VILLEURBANNE 2022 - Sœurs, la chorégraphie qui fait danser le quartier des Buers

Découvrir et mieux comprendre un quartier en pleine transformation grâce à la danse comme forme de concertation citoyenne et pour imaginer la ville de demain, c’est l’idée audacieuse de la chorégraphe Julie Desprairies avec Sœurs. Un pari réussi !
Sœurs, la chorégraphie qui fait danser le quartier des Buers

Le 7 avril dernier, la météo était pluvieuse pour le premier des quatre jours de représentation de Sœurs, une co-production entre la Maison de la danse et la section danse-étude de l’INSA. Avec une trentaine d’autres personnes, des étudiants en management culturel à Lyon, intrigués par l’intitulé de « voyage chorégraphique » discutent dans le joli jardin de la Maison du citoyen. « J’ai hâte de voir ce qu’on va bien pouvoir nous présenter », lancent Carla et ses 20 ans. Soudain, des silhouettes colorées à la Jacques Demy se mettent à s’animer, au milieu des fleurs.

Sœurs, la chorégraphie qui fait danser le quartier des Buers

Puis la traversée urbaine démarre. Les danseurs emmènent les spectateurs dans les coulisses du quartier des Buers, slalomant entre des lieux encore à construire pour se finir dans le nouveau quartier des Sœurs, occupé jusqu’en 1993 par des Franciscaines. Le parcours fait le lien entre différentes strates architecturales et ses habitants: lotissement de petites maisons du 19e siècle, mosquée en travaux, barres HLM des années 60 en cours de rénovation, éco-quartier doté de jardins et d’équipements petite enfance.

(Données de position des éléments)
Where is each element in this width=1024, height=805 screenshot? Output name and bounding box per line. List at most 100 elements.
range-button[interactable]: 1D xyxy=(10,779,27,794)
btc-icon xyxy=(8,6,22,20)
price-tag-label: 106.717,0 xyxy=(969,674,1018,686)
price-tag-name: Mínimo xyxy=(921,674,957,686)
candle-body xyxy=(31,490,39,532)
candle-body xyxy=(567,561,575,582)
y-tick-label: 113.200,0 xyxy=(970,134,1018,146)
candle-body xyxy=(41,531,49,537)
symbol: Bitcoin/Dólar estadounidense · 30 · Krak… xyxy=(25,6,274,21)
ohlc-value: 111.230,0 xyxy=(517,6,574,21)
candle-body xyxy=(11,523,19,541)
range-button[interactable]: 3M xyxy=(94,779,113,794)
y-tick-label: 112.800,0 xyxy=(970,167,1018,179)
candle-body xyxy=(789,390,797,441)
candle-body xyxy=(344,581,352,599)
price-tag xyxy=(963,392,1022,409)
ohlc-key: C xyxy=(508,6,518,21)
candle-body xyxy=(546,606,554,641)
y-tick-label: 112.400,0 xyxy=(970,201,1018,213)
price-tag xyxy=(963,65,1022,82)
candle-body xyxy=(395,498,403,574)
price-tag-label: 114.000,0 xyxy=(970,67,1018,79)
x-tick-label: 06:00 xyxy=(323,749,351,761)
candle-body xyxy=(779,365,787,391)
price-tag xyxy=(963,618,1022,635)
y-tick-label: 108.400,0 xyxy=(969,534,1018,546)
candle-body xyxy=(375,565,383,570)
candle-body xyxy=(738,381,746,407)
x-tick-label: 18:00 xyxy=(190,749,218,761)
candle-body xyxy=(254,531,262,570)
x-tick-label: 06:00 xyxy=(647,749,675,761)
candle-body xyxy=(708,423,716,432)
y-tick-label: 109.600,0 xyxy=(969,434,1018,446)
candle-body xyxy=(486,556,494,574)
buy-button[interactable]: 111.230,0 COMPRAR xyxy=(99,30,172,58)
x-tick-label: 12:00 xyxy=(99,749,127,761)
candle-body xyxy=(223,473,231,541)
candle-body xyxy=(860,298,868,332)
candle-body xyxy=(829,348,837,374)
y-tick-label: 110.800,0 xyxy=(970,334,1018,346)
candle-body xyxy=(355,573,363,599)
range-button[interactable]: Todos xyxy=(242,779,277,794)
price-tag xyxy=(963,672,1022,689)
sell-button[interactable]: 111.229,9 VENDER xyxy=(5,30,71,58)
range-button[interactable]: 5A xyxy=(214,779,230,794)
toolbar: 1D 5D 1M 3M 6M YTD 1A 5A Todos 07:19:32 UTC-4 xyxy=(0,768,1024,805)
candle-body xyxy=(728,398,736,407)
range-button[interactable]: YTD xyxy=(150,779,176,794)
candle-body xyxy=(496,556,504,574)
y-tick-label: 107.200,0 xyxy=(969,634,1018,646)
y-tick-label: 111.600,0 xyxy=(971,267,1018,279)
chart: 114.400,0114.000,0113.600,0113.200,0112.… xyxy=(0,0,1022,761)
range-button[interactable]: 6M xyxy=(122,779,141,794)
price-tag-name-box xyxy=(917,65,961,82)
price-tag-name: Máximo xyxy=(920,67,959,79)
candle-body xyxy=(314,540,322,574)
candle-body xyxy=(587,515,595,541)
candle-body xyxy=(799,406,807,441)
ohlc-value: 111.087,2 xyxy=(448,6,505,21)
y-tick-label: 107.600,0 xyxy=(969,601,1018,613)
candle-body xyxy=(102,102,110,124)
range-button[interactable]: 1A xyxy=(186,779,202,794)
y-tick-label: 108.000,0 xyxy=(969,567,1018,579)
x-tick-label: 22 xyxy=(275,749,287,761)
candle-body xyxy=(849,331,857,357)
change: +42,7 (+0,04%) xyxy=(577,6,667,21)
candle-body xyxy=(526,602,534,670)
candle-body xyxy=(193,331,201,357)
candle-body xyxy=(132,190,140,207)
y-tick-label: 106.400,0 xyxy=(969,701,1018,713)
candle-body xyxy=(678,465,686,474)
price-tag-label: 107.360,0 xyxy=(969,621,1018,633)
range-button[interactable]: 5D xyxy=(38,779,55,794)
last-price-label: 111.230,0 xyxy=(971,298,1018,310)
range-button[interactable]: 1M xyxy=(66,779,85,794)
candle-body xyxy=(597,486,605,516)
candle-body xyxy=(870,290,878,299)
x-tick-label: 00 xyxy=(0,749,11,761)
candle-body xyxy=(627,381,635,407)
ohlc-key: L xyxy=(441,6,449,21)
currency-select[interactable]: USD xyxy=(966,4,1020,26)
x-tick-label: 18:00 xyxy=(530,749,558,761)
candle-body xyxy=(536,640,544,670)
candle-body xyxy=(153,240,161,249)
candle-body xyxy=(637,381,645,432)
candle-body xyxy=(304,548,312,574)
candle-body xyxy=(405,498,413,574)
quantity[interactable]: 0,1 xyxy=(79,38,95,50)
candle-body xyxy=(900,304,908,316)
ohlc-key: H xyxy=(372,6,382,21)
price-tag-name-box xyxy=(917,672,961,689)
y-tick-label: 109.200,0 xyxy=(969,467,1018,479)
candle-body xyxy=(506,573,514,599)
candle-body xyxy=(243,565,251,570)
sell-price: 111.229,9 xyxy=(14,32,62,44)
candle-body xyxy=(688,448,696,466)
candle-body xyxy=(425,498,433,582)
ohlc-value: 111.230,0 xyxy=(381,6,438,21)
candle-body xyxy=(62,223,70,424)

--- CONSIGNE 1 ---
Recopiez le passage de l'article sur Sœurs situé entre « Puis la traversée » et « d’équipements petite enfance. », inclus, en remplaçant « danseurs » par « artistes ».
--- CONSIGNE 2 ---
Répondez à ces questions d'après l'article sur Sœurs :
(a) Quel est le nom de la chorégraphe de Sœurs ?
(b) Sur combien de jours les représentations de Sœurs sont-elles prévues ?
(c) Jusqu'en quelle année les Franciscaines ont-elles occupé le quartier des Sœurs ?
Ces données n'ont aucun lien avec l'article.

--- RÉPONSE RÉDIGÉE 1 ---
Puis la traversée urbaine démarre. Les artistes emmènent les spectateurs dans les coulisses du quartier des Buers, slalomant entre des lieux encore à construire pour se finir dans le nouveau quartier des Sœurs, occupé jusqu’en 1993 par des Franciscaines. Le parcours fait le lien entre différentes strates architecturales et ses habitants: lotissement de petites maisons du 19e siècle, mosquée en travaux, barres HLM des années 60 en cours de rénovation, éco-quartier doté de jardins et d’équipements petite enfance.

--- RÉPONSE RÉDIGÉE 2 ---
(a) Julie Desprairies.
(b) Quatre jours.
(c) Jusqu'en 1993.